__SHORT EXERCISE__.
Print all the entries verbatim.

— begin SUPPLIED RECORDS —

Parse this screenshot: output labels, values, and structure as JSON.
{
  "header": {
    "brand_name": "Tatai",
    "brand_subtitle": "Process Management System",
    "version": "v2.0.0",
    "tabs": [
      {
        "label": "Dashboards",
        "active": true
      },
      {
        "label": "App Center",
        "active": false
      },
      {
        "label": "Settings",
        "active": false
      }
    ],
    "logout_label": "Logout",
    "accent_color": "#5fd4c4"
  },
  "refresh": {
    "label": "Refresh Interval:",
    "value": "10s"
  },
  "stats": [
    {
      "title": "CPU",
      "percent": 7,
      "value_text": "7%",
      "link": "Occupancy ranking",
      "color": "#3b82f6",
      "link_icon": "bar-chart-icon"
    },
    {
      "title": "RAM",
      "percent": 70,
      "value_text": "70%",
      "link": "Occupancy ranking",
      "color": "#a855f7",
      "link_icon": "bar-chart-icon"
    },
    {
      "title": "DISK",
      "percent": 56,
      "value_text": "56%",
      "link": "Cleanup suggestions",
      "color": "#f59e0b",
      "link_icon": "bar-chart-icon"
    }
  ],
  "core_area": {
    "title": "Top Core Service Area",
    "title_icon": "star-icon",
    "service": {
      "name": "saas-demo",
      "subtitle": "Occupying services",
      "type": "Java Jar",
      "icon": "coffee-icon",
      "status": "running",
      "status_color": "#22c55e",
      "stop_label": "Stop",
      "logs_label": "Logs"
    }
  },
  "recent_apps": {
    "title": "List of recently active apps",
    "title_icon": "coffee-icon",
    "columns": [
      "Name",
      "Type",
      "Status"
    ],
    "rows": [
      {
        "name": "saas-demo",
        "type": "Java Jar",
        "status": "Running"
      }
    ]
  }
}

— end SUPPLIED RECORDS —

__TASK RESULT__.
Parse this screenshot: output labels, values, and structure as JSON.
{
  "header": {
    "brand_name": "Tatai",
    "brand_subtitle": "Process Management System",
    "version": "v2.0.0",
    "tabs": [
      {
        "label": "Dashboards",
        "active": true
      },
      {
        "label": "App Center",
        "active": false
      },
      {
        "label": "Settings",
        "active": false
      }
    ],
    "logout_label": "Logout",
    "accent_color": "#5fd4c4"
  },
  "refresh": {
    "label": "Refresh Interval:",
    "value": "10s"
  },
  "stats": [
    {
      "title": "CPU",
      "percent": 7,
      "value_text": "7%",
      "link": "Occupancy ranking",
      "color": "#3b82f6",
      "link_icon": "bar-chart-icon"
    },
    {
      "title": "RAM",
      "percent": 70,
      "value_text": "70%",
      "link": "Occupancy ranking",
      "color": "#a855f7",
      "link_icon": "bar-chart-icon"
    },
    {
      "title": "DISK",
      "percent": 56,
      "value_text": "56%",
      "link": "Cleanup suggestions",
      "color": "#f59e0b",
      "link_icon": "bar-chart-icon"
    }
  ],
  "core_area": {
    "title": "Top Core Service Area",
    "title_icon": "star-icon",
    "service": {
      "name": "saas-demo",
      "subtitle": "Occupying services",
      "type": "Java Jar",
      "icon": "coffee-icon",
      "status": "running",
      "status_color": "#22c55e",
      "stop_label": "Stop",
      "logs_label": "Logs"
    }
  },
  "recent_apps": {
    "title": "List of recently active apps",
    "title_icon": "coffee-icon",
    "columns": [
      "Name",
      "Type",
      "Status"
    ],
    "rows": [
      {
        "name": "saas-demo",
        "type": "Java Jar",
        "status": "Running"
      }
    ]
  }
}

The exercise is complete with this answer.